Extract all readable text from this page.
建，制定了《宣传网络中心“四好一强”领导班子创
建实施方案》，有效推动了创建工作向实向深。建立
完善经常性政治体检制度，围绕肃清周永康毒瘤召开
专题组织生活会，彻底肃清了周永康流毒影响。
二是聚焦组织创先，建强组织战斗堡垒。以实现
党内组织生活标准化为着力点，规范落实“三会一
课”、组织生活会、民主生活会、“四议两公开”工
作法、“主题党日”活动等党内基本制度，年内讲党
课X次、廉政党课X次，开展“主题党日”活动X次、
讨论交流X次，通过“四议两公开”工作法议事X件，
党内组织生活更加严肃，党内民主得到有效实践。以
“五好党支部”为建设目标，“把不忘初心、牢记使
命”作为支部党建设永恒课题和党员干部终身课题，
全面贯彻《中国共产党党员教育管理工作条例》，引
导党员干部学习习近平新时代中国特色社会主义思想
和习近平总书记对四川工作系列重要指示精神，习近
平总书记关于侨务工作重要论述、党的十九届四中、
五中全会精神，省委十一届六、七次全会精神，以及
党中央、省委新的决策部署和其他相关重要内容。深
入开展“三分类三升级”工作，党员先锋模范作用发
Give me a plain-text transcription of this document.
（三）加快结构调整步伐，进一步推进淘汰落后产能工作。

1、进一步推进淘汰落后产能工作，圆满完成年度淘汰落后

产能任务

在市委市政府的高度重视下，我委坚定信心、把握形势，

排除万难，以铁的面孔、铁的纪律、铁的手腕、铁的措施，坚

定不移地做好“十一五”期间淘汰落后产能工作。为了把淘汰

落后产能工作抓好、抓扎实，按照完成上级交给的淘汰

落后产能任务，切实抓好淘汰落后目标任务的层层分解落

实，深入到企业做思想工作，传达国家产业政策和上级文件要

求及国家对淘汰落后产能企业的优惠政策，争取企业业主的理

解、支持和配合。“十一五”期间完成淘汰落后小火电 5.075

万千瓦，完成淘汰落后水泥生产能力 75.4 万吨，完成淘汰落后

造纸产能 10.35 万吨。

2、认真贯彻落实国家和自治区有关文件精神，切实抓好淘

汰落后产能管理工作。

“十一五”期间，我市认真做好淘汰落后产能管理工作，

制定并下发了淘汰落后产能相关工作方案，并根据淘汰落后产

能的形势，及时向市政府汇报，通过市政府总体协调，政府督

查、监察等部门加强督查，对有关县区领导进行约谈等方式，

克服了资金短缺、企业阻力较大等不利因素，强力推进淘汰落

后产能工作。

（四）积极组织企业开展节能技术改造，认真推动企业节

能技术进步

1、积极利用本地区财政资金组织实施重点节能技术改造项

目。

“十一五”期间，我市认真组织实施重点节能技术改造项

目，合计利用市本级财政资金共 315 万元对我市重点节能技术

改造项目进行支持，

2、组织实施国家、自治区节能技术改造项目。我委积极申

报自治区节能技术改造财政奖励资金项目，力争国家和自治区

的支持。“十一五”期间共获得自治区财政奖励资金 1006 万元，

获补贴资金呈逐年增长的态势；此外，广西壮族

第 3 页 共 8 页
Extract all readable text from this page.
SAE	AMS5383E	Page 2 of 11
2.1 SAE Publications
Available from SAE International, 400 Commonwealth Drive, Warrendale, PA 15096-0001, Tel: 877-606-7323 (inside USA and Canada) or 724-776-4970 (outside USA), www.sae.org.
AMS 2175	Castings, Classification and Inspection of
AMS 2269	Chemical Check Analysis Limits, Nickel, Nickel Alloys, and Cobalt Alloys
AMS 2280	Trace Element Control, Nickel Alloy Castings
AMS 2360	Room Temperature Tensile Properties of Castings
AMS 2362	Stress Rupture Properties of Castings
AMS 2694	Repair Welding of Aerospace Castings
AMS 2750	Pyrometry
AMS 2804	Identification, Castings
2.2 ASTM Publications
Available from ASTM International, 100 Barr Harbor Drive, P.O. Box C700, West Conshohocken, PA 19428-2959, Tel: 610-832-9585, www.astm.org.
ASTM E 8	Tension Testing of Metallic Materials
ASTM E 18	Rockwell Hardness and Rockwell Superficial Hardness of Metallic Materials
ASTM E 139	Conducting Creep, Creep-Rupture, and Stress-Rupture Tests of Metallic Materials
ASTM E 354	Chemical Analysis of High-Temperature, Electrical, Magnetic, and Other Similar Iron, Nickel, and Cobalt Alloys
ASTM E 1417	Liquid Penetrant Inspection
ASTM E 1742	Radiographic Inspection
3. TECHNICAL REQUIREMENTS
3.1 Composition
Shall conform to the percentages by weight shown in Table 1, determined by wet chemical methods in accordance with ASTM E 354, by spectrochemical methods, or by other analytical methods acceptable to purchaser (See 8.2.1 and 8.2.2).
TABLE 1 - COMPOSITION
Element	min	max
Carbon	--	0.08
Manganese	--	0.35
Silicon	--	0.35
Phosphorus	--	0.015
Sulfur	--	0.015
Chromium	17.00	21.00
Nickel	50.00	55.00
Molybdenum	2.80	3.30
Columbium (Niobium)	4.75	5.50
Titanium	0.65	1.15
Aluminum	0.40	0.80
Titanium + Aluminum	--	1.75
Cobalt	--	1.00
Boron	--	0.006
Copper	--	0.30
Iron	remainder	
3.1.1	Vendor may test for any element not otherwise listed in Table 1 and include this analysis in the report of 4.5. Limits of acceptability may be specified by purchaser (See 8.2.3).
::::
DO THIS
Extract all of the data shown above and repeat it verbatim.

RESPONSE
Extract all readable text from this page.
建，制定了《宣传网络中心“四好一强”领导班子创
建实施方案》，有效推动了创建工作向实向深。建立
完善经常性政治体检制度，围绕肃清周永康毒瘤召开
专题组织生活会，彻底肃清了周永康流毒影响。
二是聚焦组织创先，建强组织战斗堡垒。以实现
党内组织生活标准化为着力点，规范落实“三会一
课”、组织生活会、民主生活会、“四议两公开”工
作法、“主题党日”活动等党内基本制度，年内讲党
课X次、廉政党课X次，开展“主题党日”活动X次、
讨论交流X次，通过“四议两公开”工作法议事X件，
党内组织生活更加严肃，党内民主得到有效实践。以
“五好党支部”为建设目标，“把不忘初心、牢记使
命”作为支部党建设永恒课题和党员干部终身课题，
全面贯彻《中国共产党党员教育管理工作条例》，引
导党员干部学习习近平新时代中国特色社会主义思想
和习近平总书记对四川工作系列重要指示精神，习近
平总书记关于侨务工作重要论述、党的十九届四中、
五中全会精神，省委十一届六、七次全会精神，以及
党中央、省委新的决策部署和其他相关重要内容。深
入开展“三分类三升级”工作，党员先锋模范作用发
Give me a plain-text transcription of this document.
（三）加快结构调整步伐，进一步推进淘汰落后产能工作。

1、进一步推进淘汰落后产能工作，圆满完成年度淘汰落后

产能任务

在市委市政府的高度重视下，我委坚定信心、把握形势，

排除万难，以铁的面孔、铁的纪律、铁的手腕、铁的措施，坚

定不移地做好“十一五”期间淘汰落后产能工作。为了把淘汰

落后产能工作抓好、抓扎实，按照完成上级交给的淘汰

落后产能任务，切实抓好淘汰落后目标任务的层层分解落

实，深入到企业做思想工作，传达国家产业政策和上级文件要

求及国家对淘汰落后产能企业的优惠政策，争取企业业主的理

解、支持和配合。“十一五”期间完成淘汰落后小火电 5.075

万千瓦，完成淘汰落后水泥生产能力 75.4 万吨，完成淘汰落后

造纸产能 10.35 万吨。

2、认真贯彻落实国家和自治区有关文件精神，切实抓好淘

汰落后产能管理工作。

“十一五”期间，我市认真做好淘汰落后产能管理工作，

制定并下发了淘汰落后产能相关工作方案，并根据淘汰落后产

能的形势，及时向市政府汇报，通过市政府总体协调，政府督

查、监察等部门加强督查，对有关县区领导进行约谈等方式，

克服了资金短缺、企业阻力较大等不利因素，强力推进淘汰落

后产能工作。

（四）积极组织企业开展节能技术改造，认真推动企业节

能技术进步

1、积极利用本地区财政资金组织实施重点节能技术改造项

目。

“十一五”期间，我市认真组织实施重点节能技术改造项

目，合计利用市本级财政资金共 315 万元对我市重点节能技术

改造项目进行支持，

2、组织实施国家、自治区节能技术改造项目。我委积极申

报自治区节能技术改造财政奖励资金项目，力争国家和自治区

的支持。“十一五”期间共获得自治区财政奖励资金 1006 万元，

获补贴资金呈逐年增长的态势；此外，广西壮族

第 3 页 共 8 页
Extract all readable text from this page.
SAE	AMS5383E	Page 2 of 11
2.1 SAE Publications
Available from SAE International, 400 Commonwealth Drive, Warrendale, PA 15096-0001, Tel: 877-606-7323 (inside USA and Canada) or 724-776-4970 (outside USA), www.sae.org.
AMS 2175	Castings, Classification and Inspection of
AMS 2269	Chemical Check Analysis Limits, Nickel, Nickel Alloys, and Cobalt Alloys
AMS 2280	Trace Element Control, Nickel Alloy Castings
AMS 2360	Room Temperature Tensile Properties of Castings
AMS 2362	Stress Rupture Properties of Castings
AMS 2694	Repair Welding of Aerospace Castings
AMS 2750	Pyrometry
AMS 2804	Identification, Castings
2.2 ASTM Publications
Available from ASTM International, 100 Barr Harbor Drive, P.O. Box C700, West Conshohocken, PA 19428-2959, Tel: 610-832-9585, www.astm.org.
ASTM E 8	Tension Testing of Metallic Materials
ASTM E 18	Rockwell Hardness and Rockwell Superficial Hardness of Metallic Materials
ASTM E 139	Conducting Creep, Creep-Rupture, and Stress-Rupture Tests of Metallic Materials
ASTM E 354	Chemical Analysis of High-Temperature, Electrical, Magnetic, and Other Similar Iron, Nickel, and Cobalt Alloys
ASTM E 1417	Liquid Penetrant Inspection
ASTM E 1742	Radiographic Inspection
3. TECHNICAL REQUIREMENTS
3.1 Composition
Shall conform to the percentages by weight shown in Table 1, determined by wet chemical methods in accordance with ASTM E 354, by spectrochemical methods, or by other analytical methods acceptable to purchaser (See 8.2.1 and 8.2.2).
TABLE 1 - COMPOSITION
Element	min	max
Carbon	--	0.08
Manganese	--	0.35
Silicon	--	0.35
Phosphorus	--	0.015
Sulfur	--	0.015
Chromium	17.00	21.00
Nickel	50.00	55.00
Molybdenum	2.80	3.30
Columbium (Niobium)	4.75	5.50
Titanium	0.65	1.15
Aluminum	0.40	0.80
Titanium + Aluminum	--	1.75
Cobalt	--	1.00
Boron	--	0.006
Copper	--	0.30
Iron	remainder	
3.1.1	Vendor may test for any element not otherwise listed in Table 1 and include this analysis in the report of 4.5. Limits of acceptability may be specified by purchaser (See 8.2.3).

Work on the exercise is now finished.